◆ Work to do
Reproduce every line of the data below without any changes, but leave out the pictures.

◆ Entries supplied
+ + + + +
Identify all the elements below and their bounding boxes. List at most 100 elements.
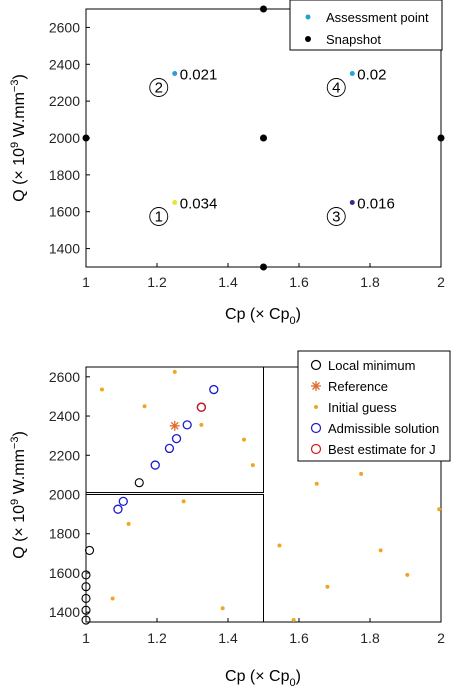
legend-local-minimum-marker (310, 359, 322, 371)
admissible-solution-point (209, 384, 219, 395)
bottom-y-tick-label: 1400 (49, 604, 80, 620)
assessment-id-circle (326, 207, 346, 226)
snapshot-point (260, 5, 267, 13)
bottom-y-ticks: 1400 1600 1800 2000 2200 2400 2600 (49, 369, 90, 620)
legend-admissible-solution-label: Admissible solution (328, 421, 439, 436)
top-y-tick-label: 1800 (49, 167, 80, 183)
reference-point (169, 420, 180, 431)
bottom-marks (81, 369, 442, 625)
assessment-id-label: 4 (332, 80, 340, 97)
legend-snapshot-marker (305, 36, 311, 42)
bottom-y-tick-label: 2000 (49, 487, 80, 503)
best-estimate-point (196, 402, 207, 412)
bottom-subdomain-boxes (85, 366, 264, 623)
top-marks: 0.034 1 0.021 2 0.016 3 0.02 4 (82, 5, 445, 271)
admissible-solution-point (182, 420, 192, 430)
top-y-tick-label: 1600 (49, 204, 80, 220)
top-x-tick-label: 1.4 (218, 274, 238, 290)
legend-snapshot-label: Snapshot (326, 32, 381, 47)
bottom-x-ticks: 1 1.2 1.4 1.6 1.8 2 (82, 618, 445, 646)
initial-guess-point (142, 404, 147, 409)
initial-guess-point (126, 521, 131, 526)
assessment-point (172, 71, 178, 76)
top-x-tick-label: 1.6 (289, 274, 309, 290)
legend-best-estimate-marker (310, 443, 322, 455)
top-x-tick-label: 1.2 (147, 274, 167, 290)
assessment-id-label: 1 (155, 209, 163, 226)
legend-reference-label: Reference (328, 379, 388, 394)
assessment-value-label: 0.016 (357, 196, 395, 213)
bottom-legend-box (297, 350, 451, 462)
bottom-x-tick-label: 1.2 (147, 630, 167, 646)
initial-guess-point (199, 422, 204, 427)
top-y-tick-label: 1400 (49, 241, 80, 257)
assessment-id-circle (149, 78, 169, 97)
local-minimum-point (134, 478, 144, 488)
initial-guess-point (250, 463, 255, 468)
top-x-ticks: 1 1.2 1.4 1.6 1.8 2 (82, 263, 445, 290)
bottom-chart: 1 1.2 1.4 1.6 1.8 2 1400 1600 1800 2000 2200 2400 2… (9, 350, 451, 689)
legend-initial-guess-label: Initial guess (328, 400, 397, 415)
top-legend-box (289, 0, 443, 51)
initial-guess-point (99, 387, 104, 392)
bottom-y-tick-label: 2600 (49, 369, 80, 385)
initial-guess-point (220, 606, 225, 611)
assessment-id-label: 3 (332, 209, 340, 226)
initial-guess-point (405, 572, 410, 577)
admissible-solution-point (164, 443, 175, 454)
legend-best-estimate-label: Best estimate for J (328, 442, 436, 457)
bottom-x-tick-label: 1.6 (289, 630, 309, 646)
assessment-point (172, 200, 178, 205)
local-minimum-point (85, 545, 95, 555)
initial-guess-point (291, 618, 296, 623)
local-minimum-point (81, 605, 91, 615)
bottom-y-tick-label: 2400 (49, 408, 80, 424)
subdomain-box (85, 494, 264, 623)
bottom-x-tick-label: 1.8 (360, 630, 380, 646)
legend-admissible-solution-marker (310, 422, 322, 434)
top-y-ticks: 1400 1600 1800 2000 2200 2400 2600 (49, 19, 90, 257)
assessment-value-label: 0.034 (180, 196, 218, 213)
assessment-id-circle (149, 207, 169, 226)
bottom-y-tick-label: 1600 (49, 565, 80, 581)
bottom-y-tick-label: 2200 (49, 447, 80, 463)
initial-guess-point (314, 481, 319, 486)
top-legend: Assessment point Snapshot (289, 0, 443, 51)
snapshot-point (437, 134, 445, 142)
legend-initial-guess-marker (314, 405, 318, 409)
snapshot-point (260, 134, 267, 142)
bottom-y-axis-label: Q (× 109 W.mm−3) (9, 431, 28, 559)
initial-guess-point (110, 596, 115, 601)
local-minimum-point (81, 593, 91, 604)
admissible-solution-point (118, 496, 128, 507)
legend-local-minimum-label: Local minimum (328, 358, 415, 373)
snapshot-point (260, 263, 267, 271)
top-x-tick-label: 2 (437, 274, 445, 290)
top-x-tick-label: 1.8 (360, 274, 380, 290)
top-y-tick-label: 2200 (49, 93, 80, 109)
admissible-solution-point (113, 504, 123, 514)
assessment-value-label: 0.02 (357, 67, 386, 84)
initial-guess-point (172, 369, 177, 374)
initial-guess-point (181, 499, 186, 504)
subdomain-box (85, 366, 264, 494)
local-minimum-point (81, 570, 91, 580)
admissible-solution-point (150, 460, 160, 470)
top-y-tick-label: 2600 (49, 19, 80, 35)
legend-assessment-point-marker (305, 14, 311, 20)
bottom-x-axis-label: Cp (× Cp0) (225, 668, 301, 689)
bottom-x-tick-label: 1 (82, 630, 90, 646)
assessment-point (349, 200, 355, 205)
initial-guess-point (277, 543, 282, 548)
top-y-tick-label: 2400 (49, 56, 80, 72)
assessment-id-circle (326, 78, 346, 97)
initial-guess-point (241, 437, 246, 442)
legend-reference-marker (311, 381, 321, 391)
snapshot-point (82, 134, 90, 142)
bottom-legend: Local minimum Reference Initial guess Ad… (297, 350, 451, 462)
initial-guess-point (378, 548, 383, 553)
bottom-x-tick-label: 2 (437, 630, 445, 646)
legend-assessment-point-label: Assessment point (326, 10, 429, 25)
initial-guess-point (359, 471, 364, 476)
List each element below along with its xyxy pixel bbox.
+ + + + +
◆ Correct result
Identify all the elements below and their bounding boxes. List at most 100 elements.
legend-local-minimum-marker (310, 359, 322, 371)
admissible-solution-point (209, 384, 219, 395)
bottom-y-tick-label: 1400 (49, 604, 80, 620)
assessment-id-circle (326, 207, 346, 226)
snapshot-point (260, 5, 267, 13)
bottom-y-ticks: 1400 1600 1800 2000 2200 2400 2600 (49, 369, 90, 620)
legend-admissible-solution-label: Admissible solution (328, 421, 439, 436)
top-y-tick-label: 1800 (49, 167, 80, 183)
reference-point (169, 420, 180, 431)
bottom-marks (81, 369, 442, 625)
assessment-id-label: 4 (332, 80, 340, 97)
legend-snapshot-marker (305, 36, 311, 42)
bottom-y-tick-label: 2000 (49, 487, 80, 503)
best-estimate-point (196, 402, 207, 412)
bottom-subdomain-boxes (85, 366, 264, 623)
top-marks: 0.034 1 0.021 2 0.016 3 0.02 4 (82, 5, 445, 271)
admissible-solution-point (182, 420, 192, 430)
top-y-tick-label: 1600 (49, 204, 80, 220)
top-x-tick-label: 1.4 (218, 274, 238, 290)
legend-snapshot-label: Snapshot (326, 32, 381, 47)
bottom-x-ticks: 1 1.2 1.4 1.6 1.8 2 (82, 618, 445, 646)
initial-guess-point (142, 404, 147, 409)
initial-guess-point (126, 521, 131, 526)
assessment-point (172, 71, 178, 76)
top-x-tick-label: 1.6 (289, 274, 309, 290)
legend-best-estimate-marker (310, 443, 322, 455)
top-x-tick-label: 1.2 (147, 274, 167, 290)
assessment-id-label: 1 (155, 209, 163, 226)
legend-reference-label: Reference (328, 379, 388, 394)
assessment-value-label: 0.016 (357, 196, 395, 213)
bottom-legend-box (297, 350, 451, 462)
bottom-x-tick-label: 1.2 (147, 630, 167, 646)
initial-guess-point (199, 422, 204, 427)
top-y-tick-label: 1400 (49, 241, 80, 257)
assessment-id-circle (149, 78, 169, 97)
local-minimum-point (134, 478, 144, 488)
initial-guess-point (250, 463, 255, 468)
top-x-ticks: 1 1.2 1.4 1.6 1.8 2 (82, 263, 445, 290)
bottom-chart: 1 1.2 1.4 1.6 1.8 2 1400 1600 1800 2000 2200 2400 2… (9, 350, 451, 689)
legend-initial-guess-label: Initial guess (328, 400, 397, 415)
top-legend-box (289, 0, 443, 51)
initial-guess-point (99, 387, 104, 392)
bottom-y-tick-label: 2600 (49, 369, 80, 385)
initial-guess-point (220, 606, 225, 611)
assessment-id-label: 3 (332, 209, 340, 226)
initial-guess-point (405, 572, 410, 577)
admissible-solution-point (164, 443, 175, 454)
legend-best-estimate-label: Best estimate for J (328, 442, 436, 457)
bottom-x-tick-label: 1.6 (289, 630, 309, 646)
assessment-point (172, 200, 178, 205)
local-minimum-point (85, 545, 95, 555)
initial-guess-point (291, 618, 296, 623)
local-minimum-point (81, 605, 91, 615)
bottom-y-tick-label: 2400 (49, 408, 80, 424)
subdomain-box (85, 494, 264, 623)
bottom-x-tick-label: 1.8 (360, 630, 380, 646)
legend-admissible-solution-marker (310, 422, 322, 434)
top-y-ticks: 1400 1600 1800 2000 2200 2400 2600 (49, 19, 90, 257)
assessment-value-label: 0.034 (180, 196, 218, 213)
assessment-id-circle (149, 207, 169, 226)
bottom-y-tick-label: 1600 (49, 565, 80, 581)
bottom-y-tick-label: 2200 (49, 447, 80, 463)
initial-guess-point (314, 481, 319, 486)
top-legend: Assessment point Snapshot (289, 0, 443, 51)
snapshot-point (437, 134, 445, 142)
legend-initial-guess-marker (314, 405, 318, 409)
snapshot-point (260, 134, 267, 142)
bottom-y-axis-label: Q (× 109 W.mm−3) (9, 431, 28, 559)
initial-guess-point (110, 596, 115, 601)
local-minimum-point (81, 593, 91, 604)
admissible-solution-point (118, 496, 128, 507)
legend-local-minimum-label: Local minimum (328, 358, 415, 373)
snapshot-point (260, 263, 267, 271)
top-x-tick-label: 2 (437, 274, 445, 290)
top-x-tick-label: 1.8 (360, 274, 380, 290)
top-y-tick-label: 2200 (49, 93, 80, 109)
admissible-solution-point (113, 504, 123, 514)
assessment-value-label: 0.02 (357, 67, 386, 84)
initial-guess-point (172, 369, 177, 374)
initial-guess-point (181, 499, 186, 504)
subdomain-box (85, 366, 264, 494)
local-minimum-point (81, 570, 91, 580)
admissible-solution-point (150, 460, 160, 470)
top-y-tick-label: 2600 (49, 19, 80, 35)
legend-assessment-point-marker (305, 14, 311, 20)
bottom-x-axis-label: Cp (× Cp0) (225, 668, 301, 689)
bottom-x-tick-label: 1 (82, 630, 90, 646)
assessment-point (349, 200, 355, 205)
initial-guess-point (277, 543, 282, 548)
top-y-tick-label: 2400 (49, 56, 80, 72)
assessment-id-circle (326, 78, 346, 97)
initial-guess-point (241, 437, 246, 442)
legend-reference-marker (311, 381, 321, 391)
snapshot-point (82, 134, 90, 142)
bottom-legend: Local minimum Reference Initial guess Ad… (297, 350, 451, 462)
initial-guess-point (378, 548, 383, 553)
bottom-x-tick-label: 2 (437, 630, 445, 646)
legend-assessment-point-label: Assessment point (326, 10, 429, 25)
initial-guess-point (359, 471, 364, 476)
List each element below along with its xyxy pixel bbox.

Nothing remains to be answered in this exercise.